Work instructions – Reproduce the listing exactly, with no pictures in your copy.

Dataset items
———

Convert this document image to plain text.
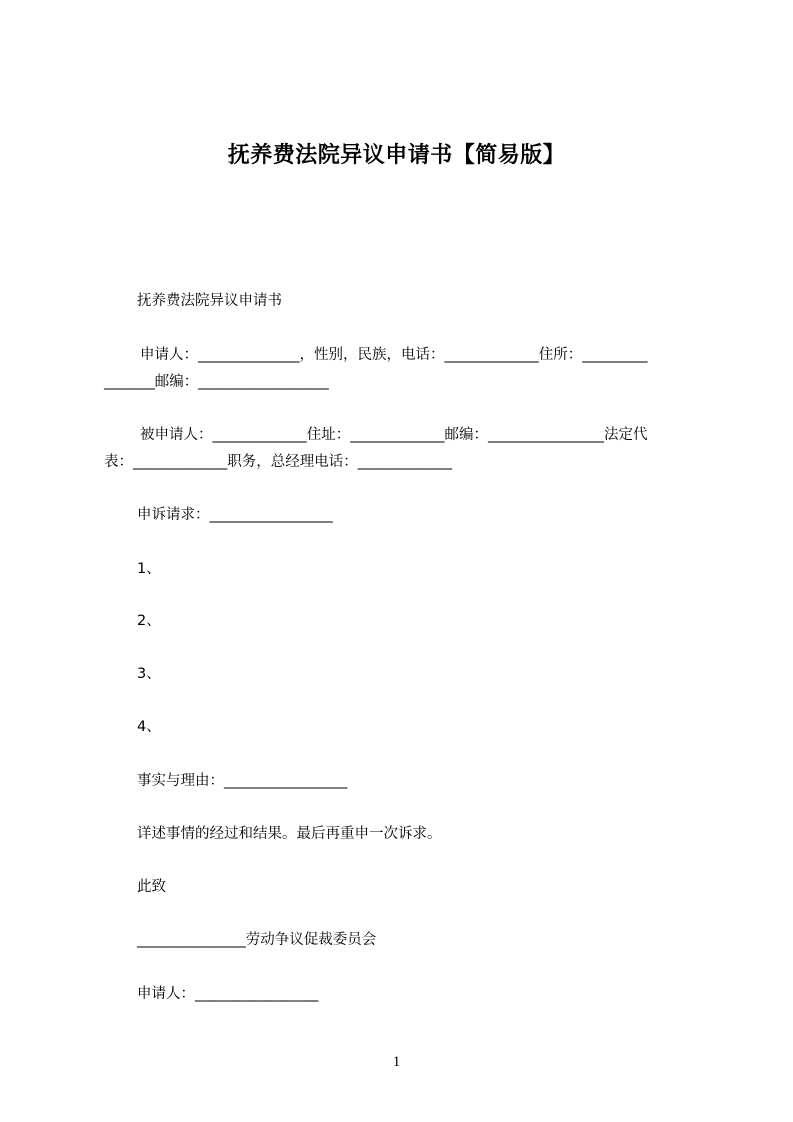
抚养费法院异议申请书【简易版】
抚养费法院异议申请书
申请人：______________，性别，民族，电话：_____________住所：_________
_______邮编：__________________
被申请人：_____________住址：_____________邮编：________________法定代
表：_____________职务，总经理电话：_____________
申诉请求：_________________
1、
2、
3、
4、
事实与理由：_________________
详述事情的经过和结果。最后再重申一次诉求。
此致
_______________劳动争议促裁委员会
申请人：_________________
1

———

Reply to the exercise –
Convert this document image to plain text.
抚养费法院异议申请书【简易版】
抚养费法院异议申请书
申请人：______________，性别，民族，电话：_____________住所：_________
_______邮编：__________________
被申请人：_____________住址：_____________邮编：________________法定代
表：_____________职务，总经理电话：_____________
申诉请求：_________________
1、
2、
3、
4、
事实与理由：_________________
详述事情的经过和结果。最后再重申一次诉求。
此致
_______________劳动争议促裁委员会
申请人：_________________
1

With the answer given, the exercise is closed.